Excerpted records:
↓

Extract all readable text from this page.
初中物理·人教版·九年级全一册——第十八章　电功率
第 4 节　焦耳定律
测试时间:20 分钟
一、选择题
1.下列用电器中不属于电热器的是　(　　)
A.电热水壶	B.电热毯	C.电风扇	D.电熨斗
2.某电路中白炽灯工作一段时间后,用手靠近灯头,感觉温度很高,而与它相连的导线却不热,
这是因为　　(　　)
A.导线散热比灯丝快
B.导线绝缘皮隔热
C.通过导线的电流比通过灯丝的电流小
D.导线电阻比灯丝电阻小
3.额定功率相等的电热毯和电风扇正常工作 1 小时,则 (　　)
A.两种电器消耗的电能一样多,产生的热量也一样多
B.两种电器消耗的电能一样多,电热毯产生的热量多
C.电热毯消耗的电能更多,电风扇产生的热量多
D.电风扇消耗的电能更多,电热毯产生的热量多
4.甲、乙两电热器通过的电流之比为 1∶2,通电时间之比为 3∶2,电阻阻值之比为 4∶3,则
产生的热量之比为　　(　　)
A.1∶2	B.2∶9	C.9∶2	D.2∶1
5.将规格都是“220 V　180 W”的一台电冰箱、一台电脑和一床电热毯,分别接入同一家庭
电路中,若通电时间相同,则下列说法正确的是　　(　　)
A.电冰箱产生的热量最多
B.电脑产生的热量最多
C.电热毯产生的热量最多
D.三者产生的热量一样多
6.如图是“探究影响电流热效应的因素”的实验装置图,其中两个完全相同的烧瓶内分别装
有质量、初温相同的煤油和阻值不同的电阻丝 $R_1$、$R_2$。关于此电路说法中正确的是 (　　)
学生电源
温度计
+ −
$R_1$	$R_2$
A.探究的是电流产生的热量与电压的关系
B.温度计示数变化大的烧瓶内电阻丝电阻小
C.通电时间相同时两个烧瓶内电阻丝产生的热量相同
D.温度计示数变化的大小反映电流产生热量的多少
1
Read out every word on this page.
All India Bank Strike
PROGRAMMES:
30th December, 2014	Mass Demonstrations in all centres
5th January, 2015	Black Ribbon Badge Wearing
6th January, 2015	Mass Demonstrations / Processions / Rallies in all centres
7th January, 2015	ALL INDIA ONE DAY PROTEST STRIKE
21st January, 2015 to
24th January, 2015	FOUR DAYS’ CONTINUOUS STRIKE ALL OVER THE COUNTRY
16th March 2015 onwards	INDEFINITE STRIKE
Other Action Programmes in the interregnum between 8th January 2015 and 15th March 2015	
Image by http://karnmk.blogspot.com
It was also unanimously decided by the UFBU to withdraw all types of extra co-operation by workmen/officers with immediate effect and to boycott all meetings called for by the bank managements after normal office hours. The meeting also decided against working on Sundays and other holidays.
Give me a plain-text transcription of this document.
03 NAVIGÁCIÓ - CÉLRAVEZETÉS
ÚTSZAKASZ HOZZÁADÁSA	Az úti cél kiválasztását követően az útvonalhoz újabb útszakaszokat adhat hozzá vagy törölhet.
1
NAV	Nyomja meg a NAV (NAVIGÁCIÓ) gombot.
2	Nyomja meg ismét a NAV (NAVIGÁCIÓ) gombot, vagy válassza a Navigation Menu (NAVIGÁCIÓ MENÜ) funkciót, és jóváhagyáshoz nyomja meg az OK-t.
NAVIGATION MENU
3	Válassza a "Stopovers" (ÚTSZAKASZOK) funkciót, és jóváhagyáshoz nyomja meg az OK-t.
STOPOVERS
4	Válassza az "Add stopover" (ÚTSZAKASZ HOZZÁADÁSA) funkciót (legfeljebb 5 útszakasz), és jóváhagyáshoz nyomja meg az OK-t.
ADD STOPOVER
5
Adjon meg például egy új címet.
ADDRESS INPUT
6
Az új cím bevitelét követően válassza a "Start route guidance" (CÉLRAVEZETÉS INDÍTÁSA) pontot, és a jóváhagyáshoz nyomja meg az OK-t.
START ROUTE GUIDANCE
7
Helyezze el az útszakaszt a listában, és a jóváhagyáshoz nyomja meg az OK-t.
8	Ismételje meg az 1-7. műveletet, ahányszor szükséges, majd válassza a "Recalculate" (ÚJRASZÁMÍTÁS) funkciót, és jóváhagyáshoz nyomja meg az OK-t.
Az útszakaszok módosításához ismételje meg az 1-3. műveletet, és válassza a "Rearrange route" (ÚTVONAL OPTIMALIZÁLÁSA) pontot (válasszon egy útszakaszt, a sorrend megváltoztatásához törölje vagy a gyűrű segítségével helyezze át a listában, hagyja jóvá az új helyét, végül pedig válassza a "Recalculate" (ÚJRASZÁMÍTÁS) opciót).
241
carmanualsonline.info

↑

Short exercise:
Check each line of the records above for the word "Recalculate", then give the number of lines that have it, with no other words.

Solution below:
2